* What this task involves
Pick out each line in the items below that contains the word "Ogółem", with case counting.

* Records for the exercise
—————
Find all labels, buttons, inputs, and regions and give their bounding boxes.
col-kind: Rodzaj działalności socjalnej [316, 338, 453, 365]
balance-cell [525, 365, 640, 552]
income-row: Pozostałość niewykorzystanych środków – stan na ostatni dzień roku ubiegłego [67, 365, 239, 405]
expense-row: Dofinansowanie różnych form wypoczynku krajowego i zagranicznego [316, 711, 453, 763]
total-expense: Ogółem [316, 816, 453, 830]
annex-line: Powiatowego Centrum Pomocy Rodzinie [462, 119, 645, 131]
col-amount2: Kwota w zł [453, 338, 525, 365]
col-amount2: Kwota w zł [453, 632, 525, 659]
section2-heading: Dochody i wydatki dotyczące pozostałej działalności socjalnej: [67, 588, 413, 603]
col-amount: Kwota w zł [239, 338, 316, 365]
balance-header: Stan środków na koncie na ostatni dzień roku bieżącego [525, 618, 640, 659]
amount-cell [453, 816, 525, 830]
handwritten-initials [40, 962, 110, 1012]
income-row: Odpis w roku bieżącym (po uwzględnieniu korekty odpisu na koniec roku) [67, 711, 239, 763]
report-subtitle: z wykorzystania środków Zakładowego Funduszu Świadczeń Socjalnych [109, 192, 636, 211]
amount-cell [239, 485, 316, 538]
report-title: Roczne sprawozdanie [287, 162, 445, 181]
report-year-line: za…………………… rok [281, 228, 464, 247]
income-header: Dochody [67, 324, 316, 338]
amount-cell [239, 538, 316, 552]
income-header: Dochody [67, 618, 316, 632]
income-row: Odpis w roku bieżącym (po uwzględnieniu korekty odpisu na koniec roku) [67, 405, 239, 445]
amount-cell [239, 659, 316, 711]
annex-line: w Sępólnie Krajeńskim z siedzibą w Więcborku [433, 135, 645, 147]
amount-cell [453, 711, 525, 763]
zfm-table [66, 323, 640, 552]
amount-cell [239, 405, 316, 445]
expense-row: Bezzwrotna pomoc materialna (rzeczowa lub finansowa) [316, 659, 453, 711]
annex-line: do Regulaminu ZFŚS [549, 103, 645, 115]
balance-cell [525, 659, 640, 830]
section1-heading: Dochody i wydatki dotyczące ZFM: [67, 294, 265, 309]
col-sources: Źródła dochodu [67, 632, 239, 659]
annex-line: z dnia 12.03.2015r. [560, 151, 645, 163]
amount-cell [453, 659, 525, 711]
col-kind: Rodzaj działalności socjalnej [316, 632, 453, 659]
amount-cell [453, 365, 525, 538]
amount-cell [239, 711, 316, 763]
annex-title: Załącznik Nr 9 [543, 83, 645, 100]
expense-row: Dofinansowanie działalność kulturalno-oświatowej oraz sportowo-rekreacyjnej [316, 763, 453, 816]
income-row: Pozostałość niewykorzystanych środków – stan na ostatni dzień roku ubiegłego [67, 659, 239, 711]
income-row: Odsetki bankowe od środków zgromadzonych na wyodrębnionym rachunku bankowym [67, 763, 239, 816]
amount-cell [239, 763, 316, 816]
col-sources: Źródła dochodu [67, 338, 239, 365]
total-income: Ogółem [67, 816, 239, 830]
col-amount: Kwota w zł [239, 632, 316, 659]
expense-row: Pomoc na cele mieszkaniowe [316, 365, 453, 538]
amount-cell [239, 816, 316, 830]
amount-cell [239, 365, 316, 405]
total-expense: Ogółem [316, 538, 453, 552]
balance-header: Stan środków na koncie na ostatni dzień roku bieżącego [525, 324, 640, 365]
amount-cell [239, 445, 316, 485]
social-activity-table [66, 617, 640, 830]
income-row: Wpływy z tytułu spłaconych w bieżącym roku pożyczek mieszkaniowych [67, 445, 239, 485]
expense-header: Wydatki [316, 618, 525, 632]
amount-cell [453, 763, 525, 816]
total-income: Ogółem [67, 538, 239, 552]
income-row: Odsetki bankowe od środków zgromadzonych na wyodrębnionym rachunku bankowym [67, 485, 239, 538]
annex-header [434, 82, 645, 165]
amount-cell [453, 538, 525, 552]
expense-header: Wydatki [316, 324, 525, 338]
—————
* The solution
total-expense: Ogółem [316, 816, 453, 830]
total-income: Ogółem [67, 816, 239, 830]
total-expense: Ogółem [316, 538, 453, 552]
total-income: Ogółem [67, 538, 239, 552]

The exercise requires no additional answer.